>> begin

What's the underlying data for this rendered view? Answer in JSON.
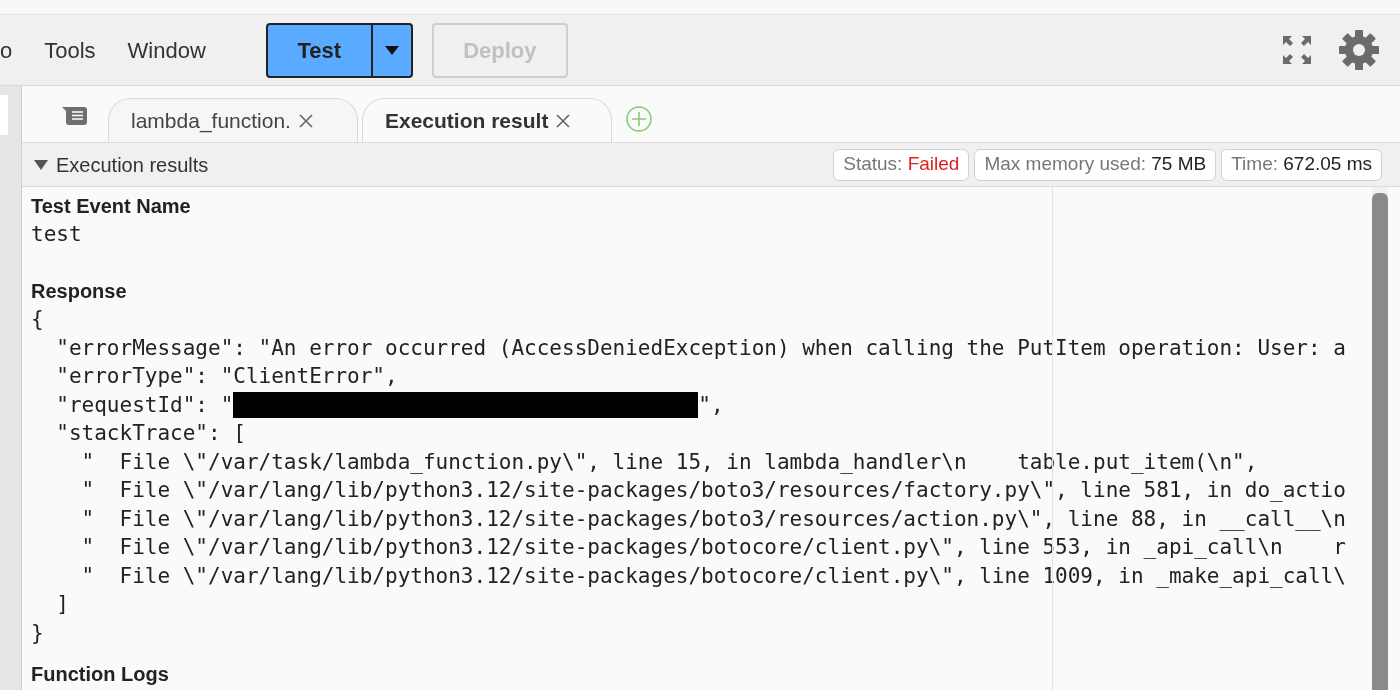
{
  "menu": [
    {
      "label": "o"
    },
    {
      "label": "Tools"
    },
    {
      "label": "Window"
    }
  ],
  "toolbar": {
    "test_button": {
      "label": "Test"
    },
    "deploy_button": {
      "label": "Deploy",
      "disabled": true
    }
  },
  "tabs": [
    {
      "label": "lambda_function.",
      "selected": false
    },
    {
      "label": "Execution result",
      "selected": true
    }
  ],
  "panel": {
    "title": "Execution results",
    "expanded": true,
    "badges": [
      {
        "label": "Status:",
        "value": "Failed",
        "kind": "error"
      },
      {
        "label": "Max memory used:",
        "value": "75 MB",
        "kind": "normal"
      },
      {
        "label": "Time:",
        "value": "672.05 ms",
        "kind": "normal"
      }
    ]
  },
  "test_event": {
    "heading": "Test Event Name",
    "value": "test"
  },
  "response": {
    "heading": "Response",
    "lines": [
      {
        "text": "{"
      },
      {
        "text": "  \"errorMessage\": \"An error occurred (AccessDeniedException) when calling the PutItem operation: User: a"
      },
      {
        "text": "  \"errorType\": \"ClientError\","
      },
      {
        "text": "  \"requestId\": \"",
        "redacted": true,
        "suffix": "\","
      },
      {
        "text": "  \"stackTrace\": ["
      },
      {
        "text": "    \"  File \\\"/var/task/lambda_function.py\\\", line 15, in lambda_handler\\n    table.put_item(\\n\","
      },
      {
        "text": "    \"  File \\\"/var/lang/lib/python3.12/site-packages/boto3/resources/factory.py\\\", line 581, in do_actio"
      },
      {
        "text": "    \"  File \\\"/var/lang/lib/python3.12/site-packages/boto3/resources/action.py\\\", line 88, in __call__\\n"
      },
      {
        "text": "    \"  File \\\"/var/lang/lib/python3.12/site-packages/botocore/client.py\\\", line 553, in _api_call\\n    r"
      },
      {
        "text": "    \"  File \\\"/var/lang/lib/python3.12/site-packages/botocore/client.py\\\", line 1009, in _make_api_call\\"
      },
      {
        "text": "  ]"
      },
      {
        "text": "}"
      }
    ]
  },
  "function_logs": {
    "heading": "Function Logs"
  }
}
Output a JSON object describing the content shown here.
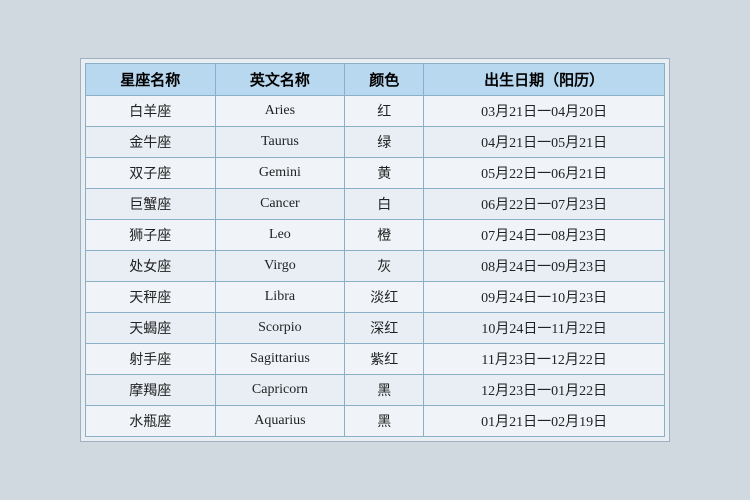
{
  "table": {
    "headers": [
      "星座名称",
      "英文名称",
      "颜色",
      "出生日期（阳历）"
    ],
    "rows": [
      [
        "白羊座",
        "Aries",
        "红",
        "03月21日一04月20日"
      ],
      [
        "金牛座",
        "Taurus",
        "绿",
        "04月21日一05月21日"
      ],
      [
        "双子座",
        "Gemini",
        "黄",
        "05月22日一06月21日"
      ],
      [
        "巨蟹座",
        "Cancer",
        "白",
        "06月22日一07月23日"
      ],
      [
        "狮子座",
        "Leo",
        "橙",
        "07月24日一08月23日"
      ],
      [
        "处女座",
        "Virgo",
        "灰",
        "08月24日一09月23日"
      ],
      [
        "天秤座",
        "Libra",
        "淡红",
        "09月24日一10月23日"
      ],
      [
        "天蝎座",
        "Scorpio",
        "深红",
        "10月24日一11月22日"
      ],
      [
        "射手座",
        "Sagittarius",
        "紫红",
        "11月23日一12月22日"
      ],
      [
        "摩羯座",
        "Capricorn",
        "黑",
        "12月23日一01月22日"
      ],
      [
        "水瓶座",
        "Aquarius",
        "黑",
        "01月21日一02月19日"
      ]
    ]
  }
}
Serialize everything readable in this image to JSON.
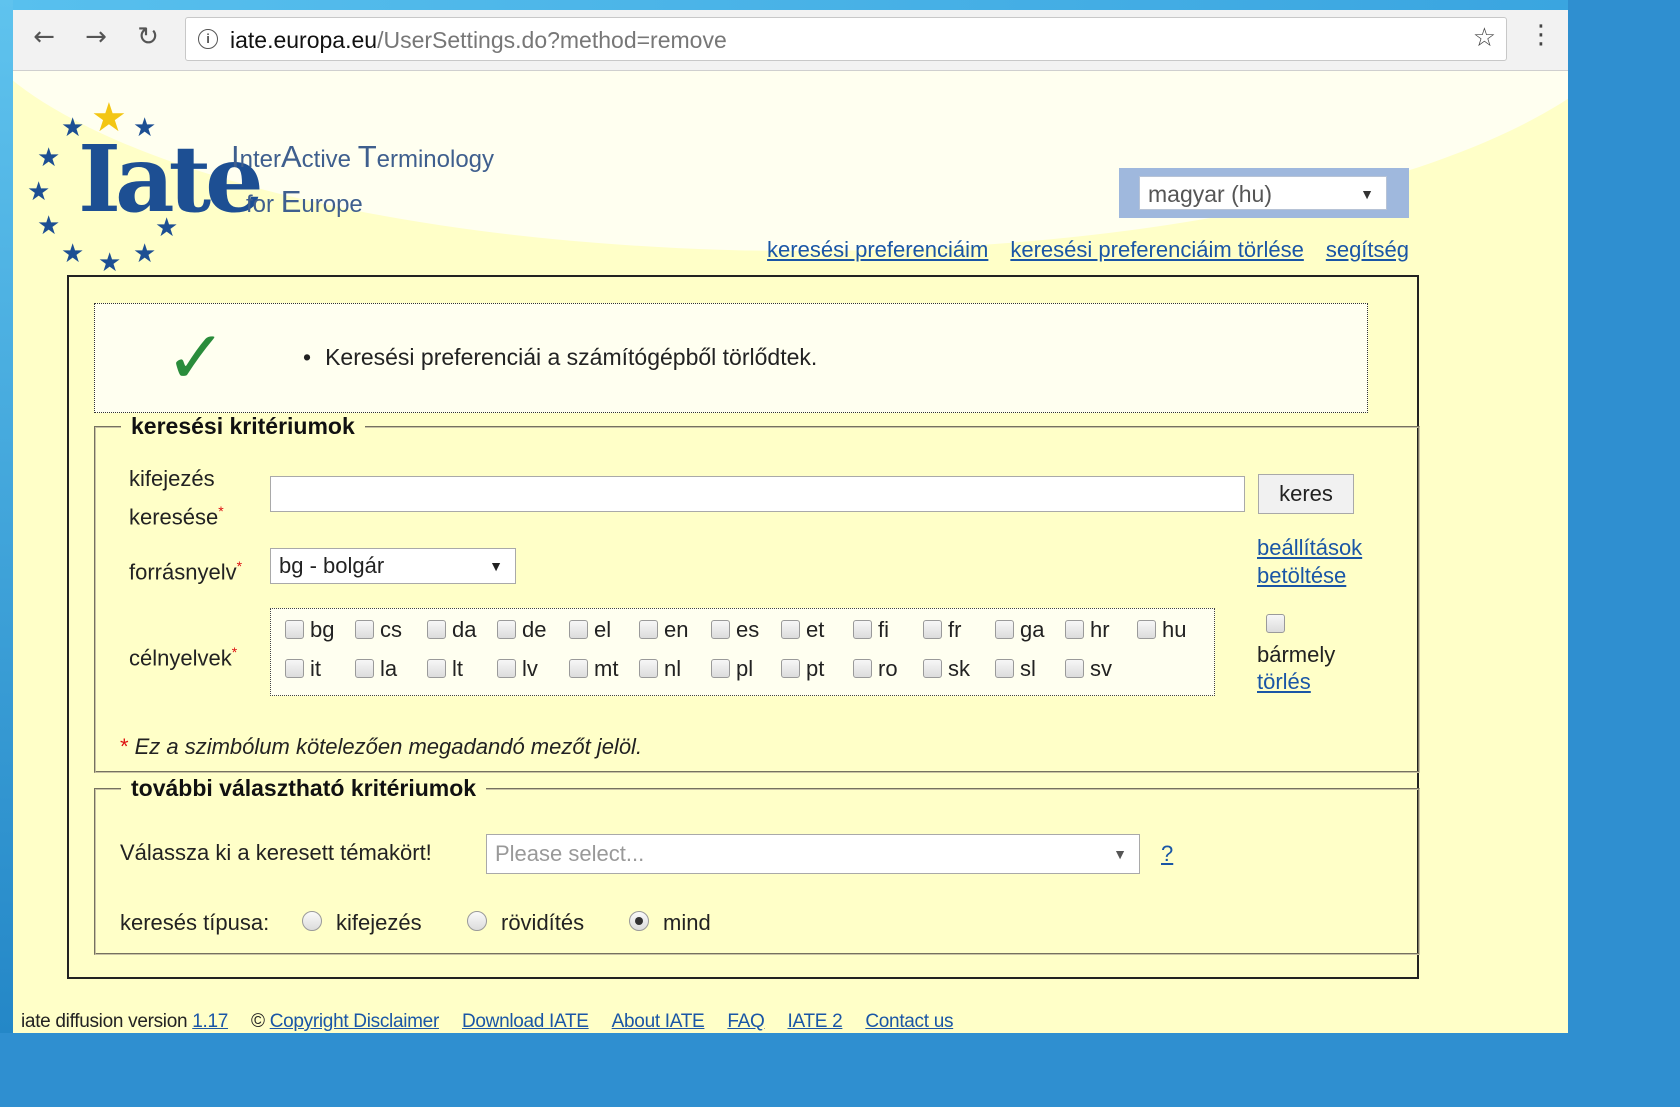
{
  "browser": {
    "url_host": "iate.europa.eu",
    "url_path": "/UserSettings.do?method=remove"
  },
  "header": {
    "logo_text": "Iate",
    "tagline_1": {
      "I": "I",
      "nter": "nter",
      "A": "A",
      "ctive": "ctive ",
      "T": "T",
      "erminology": "erminology"
    },
    "tagline_2": {
      "for": "for ",
      "E": "E",
      "urope": "urope"
    },
    "language_select": "magyar (hu)",
    "links": [
      "keresési preferenciáim",
      "keresési preferenciáim törlése",
      "segítség"
    ]
  },
  "message": "Keresési preferenciái a számítógépből törlődtek.",
  "criteria": {
    "legend": "keresési kritériumok",
    "term_label_1": "kifejezés",
    "term_label_2": "keresése",
    "term_value": "",
    "search_button": "keres",
    "source_label": "forrásnyelv",
    "source_value": "bg - bolgár",
    "load_settings_1": "beállítások",
    "load_settings_2": "betöltése",
    "target_label": "célnyelvek",
    "languages_row1": [
      "bg",
      "cs",
      "da",
      "de",
      "el",
      "en",
      "es",
      "et",
      "fi",
      "fr",
      "ga",
      "hr",
      "hu"
    ],
    "languages_row2": [
      "it",
      "la",
      "lt",
      "lv",
      "mt",
      "nl",
      "pl",
      "pt",
      "ro",
      "sk",
      "sl",
      "sv"
    ],
    "any_label": "bármely",
    "clear_link": "törlés",
    "required_star": "*",
    "required_note": "Ez a szimbólum kötelezően megadandó mezőt jelöl."
  },
  "optional": {
    "legend": "további választható kritériumok",
    "domain_label": "Válassza ki a keresett témakört!",
    "domain_placeholder": "Please select...",
    "help_link": "?",
    "type_label": "keresés típusa:",
    "types": [
      "kifejezés",
      "rövidítés",
      "mind"
    ],
    "selected_type": "mind"
  },
  "footer": {
    "version_label": "iate diffusion version",
    "version": "1.17",
    "copyright": "Copyright Disclaimer",
    "links": [
      "Download IATE",
      "About IATE",
      "FAQ",
      "IATE 2",
      "Contact us"
    ]
  }
}
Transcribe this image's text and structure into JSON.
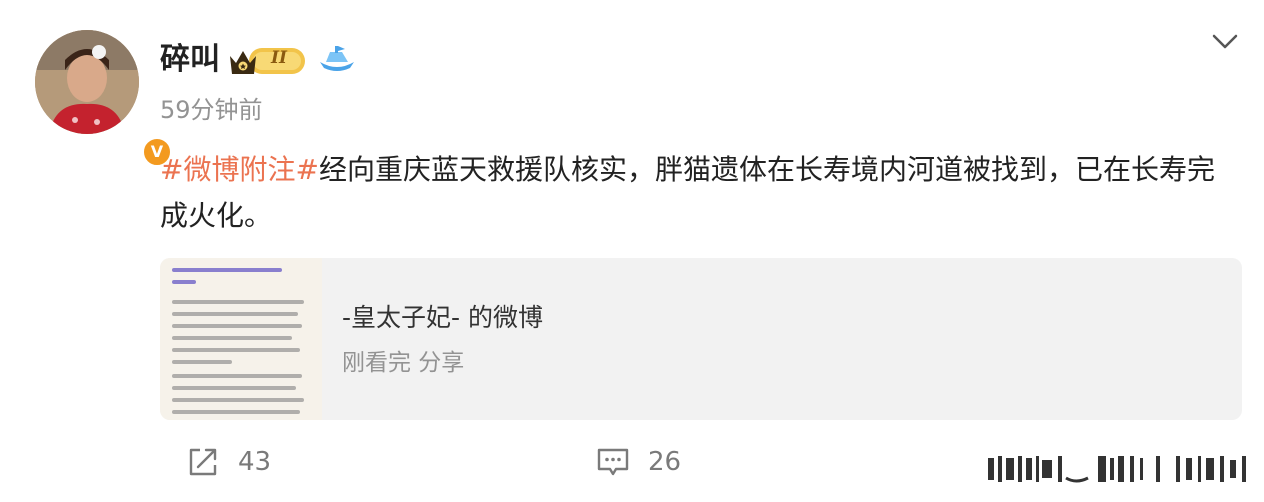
{
  "header": {
    "username": "碎叫",
    "vip_level": "II",
    "timestamp": "59分钟前"
  },
  "post": {
    "hashtag": "#微博附注#",
    "text": "经向重庆蓝天救援队核实，胖猫遗体在长寿境内河道被找到，已在长寿完成火化。"
  },
  "quote_card": {
    "title": "-皇太子妃- 的微博",
    "subtitle": "刚看完 分享"
  },
  "actions": {
    "repost_count": "43",
    "comment_count": "26"
  },
  "icons": {
    "menu": "chevron-down-icon",
    "repost": "repost-icon",
    "comment": "comment-icon",
    "verified": "verified-v-icon",
    "vip": "crown-icon",
    "fan": "fan-boat-icon"
  },
  "colors": {
    "hashtag": "#eb7350",
    "secondary_text": "#939393",
    "card_bg": "#f2f2f2",
    "verified": "#f39a1f"
  }
}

>> end

- _GIVEN EXERCISE_:
Your copy should match the records word for word, with the pictures removed.

- _REPLY TO THE TASK_:
What's the underlying data for this rendered view? Answer in JSON.
{
  "menu": [
    {
      "label": "o"
    },
    {
      "label": "Tools"
    },
    {
      "label": "Window"
    }
  ],
  "toolbar": {
    "test_button": {
      "label": "Test"
    },
    "deploy_button": {
      "label": "Deploy",
      "disabled": true
    }
  },
  "tabs": [
    {
      "label": "lambda_function.",
      "selected": false
    },
    {
      "label": "Execution result",
      "selected": true
    }
  ],
  "panel": {
    "title": "Execution results",
    "expanded": true,
    "badges": [
      {
        "label": "Status:",
        "value": "Failed",
        "kind": "error"
      },
      {
        "label": "Max memory used:",
        "value": "75 MB",
        "kind": "normal"
      },
      {
        "label": "Time:",
        "value": "672.05 ms",
        "kind": "normal"
      }
    ]
  },
  "test_event": {
    "heading": "Test Event Name",
    "value": "test"
  },
  "response": {
    "heading": "Response",
    "lines": [
      {
        "text": "{"
      },
      {
        "text": "  \"errorMessage\": \"An error occurred (AccessDeniedException) when calling the PutItem operation: User: a"
      },
      {
        "text": "  \"errorType\": \"ClientError\","
      },
      {
        "text": "  \"requestId\": \"",
        "redacted": true,
        "suffix": "\","
      },
      {
        "text": "  \"stackTrace\": ["
      },
      {
        "text": "    \"  File \\\"/var/task/lambda_function.py\\\", line 15, in lambda_handler\\n    table.put_item(\\n\","
      },
      {
        "text": "    \"  File \\\"/var/lang/lib/python3.12/site-packages/boto3/resources/factory.py\\\", line 581, in do_actio"
      },
      {
        "text": "    \"  File \\\"/var/lang/lib/python3.12/site-packages/boto3/resources/action.py\\\", line 88, in __call__\\n"
      },
      {
        "text": "    \"  File \\\"/var/lang/lib/python3.12/site-packages/botocore/client.py\\\", line 553, in _api_call\\n    r"
      },
      {
        "text": "    \"  File \\\"/var/lang/lib/python3.12/site-packages/botocore/client.py\\\", line 1009, in _make_api_call\\"
      },
      {
        "text": "  ]"
      },
      {
        "text": "}"
      }
    ]
  },
  "function_logs": {
    "heading": "Function Logs"
  }
}
Output a JSON object describing the content shown here.
{
  "table": {
    "headers": [
      "星座名称",
      "英文名称",
      "颜色",
      "出生日期（阳历）"
    ],
    "rows": [
      [
        "白羊座",
        "Aries",
        "红",
        "03月21日一04月20日"
      ],
      [
        "金牛座",
        "Taurus",
        "绿",
        "04月21日一05月21日"
      ],
      [
        "双子座",
        "Gemini",
        "黄",
        "05月22日一06月21日"
      ],
      [
        "巨蟹座",
        "Cancer",
        "白",
        "06月22日一07月23日"
      ],
      [
        "狮子座",
        "Leo",
        "橙",
        "07月24日一08月23日"
      ],
      [
        "处女座",
        "Virgo",
        "灰",
        "08月24日一09月23日"
      ],
      [
        "天秤座",
        "Libra",
        "淡红",
        "09月24日一10月23日"
      ],
      [
        "天蝎座",
        "Scorpio",
        "深红",
        "10月24日一11月22日"
      ],
      [
        "射手座",
        "Sagittarius",
        "紫红",
        "11月23日一12月22日"
      ],
      [
        "摩羯座",
        "Capricorn",
        "黑",
        "12月23日一01月22日"
      ],
      [
        "水瓶座",
        "Aquarius",
        "黑",
        "01月21日一02月19日"
      ]
    ]
  }
}
Serialize everything readable in this image to JSON.
{
  "browser": {
    "url_host": "iate.europa.eu",
    "url_path": "/UserSettings.do?method=remove"
  },
  "header": {
    "logo_text": "Iate",
    "tagline_1": {
      "I": "I",
      "nter": "nter",
      "A": "A",
      "ctive": "ctive ",
      "T": "T",
      "erminology": "erminology"
    },
    "tagline_2": {
      "for": "for ",
      "E": "E",
      "urope": "urope"
    },
    "language_select": "magyar (hu)",
    "links": [
      "keresési preferenciáim",
      "keresési preferenciáim törlése",
      "segítség"
    ]
  },
  "message": "Keresési preferenciái a számítógépből törlődtek.",
  "criteria": {
    "legend": "keresési kritériumok",
    "term_label_1": "kifejezés",
    "term_label_2": "keresése",
    "term_value": "",
    "search_button": "keres",
    "source_label": "forrásnyelv",
    "source_value": "bg - bolgár",
    "load_settings_1": "beállítások",
    "load_settings_2": "betöltése",
    "target_label": "célnyelvek",
    "languages_row1": [
      "bg",
      "cs",
      "da",
      "de",
      "el",
      "en",
      "es",
      "et",
      "fi",
      "fr",
      "ga",
      "hr",
      "hu"
    ],
    "languages_row2": [
      "it",
      "la",
      "lt",
      "lv",
      "mt",
      "nl",
      "pl",
      "pt",
      "ro",
      "sk",
      "sl",
      "sv"
    ],
    "any_label": "bármely",
    "clear_link": "törlés",
    "required_star": "*",
    "required_note": "Ez a szimbólum kötelezően megadandó mezőt jelöl."
  },
  "optional": {
    "legend": "további választható kritériumok",
    "domain_label": "Válassza ki a keresett témakört!",
    "domain_placeholder": "Please select...",
    "help_link": "?",
    "type_label": "keresés típusa:",
    "types": [
      "kifejezés",
      "rövidítés",
      "mind"
    ],
    "selected_type": "mind"
  },
  "footer": {
    "version_label": "iate diffusion version",
    "version": "1.17",
    "copyright": "Copyright Disclaimer",
    "links": [
      "Download IATE",
      "About IATE",
      "FAQ",
      "IATE 2",
      "Contact us"
    ]
  }
}
Transcribe this image's text and structure into JSON.
{
  "header": {
    "username": "碎叫",
    "vip_level": "II",
    "timestamp": "59分钟前"
  },
  "post": {
    "hashtag": "#微博附注#",
    "text": "经向重庆蓝天救援队核实，胖猫遗体在长寿境内河道被找到，已在长寿完成火化。"
  },
  "quote_card": {
    "title": "-皇太子妃- 的微博",
    "subtitle": "刚看完 分享"
  },
  "actions": {
    "repost_count": "43",
    "comment_count": "26"
  },
  "icons": {
    "menu": "chevron-down-icon",
    "repost": "repost-icon",
    "comment": "comment-icon",
    "verified": "verified-v-icon",
    "vip": "crown-icon",
    "fan": "fan-boat-icon"
  },
  "colors": {
    "hashtag": "#eb7350",
    "secondary_text": "#939393",
    "card_bg": "#f2f2f2",
    "verified": "#f39a1f"
  }
}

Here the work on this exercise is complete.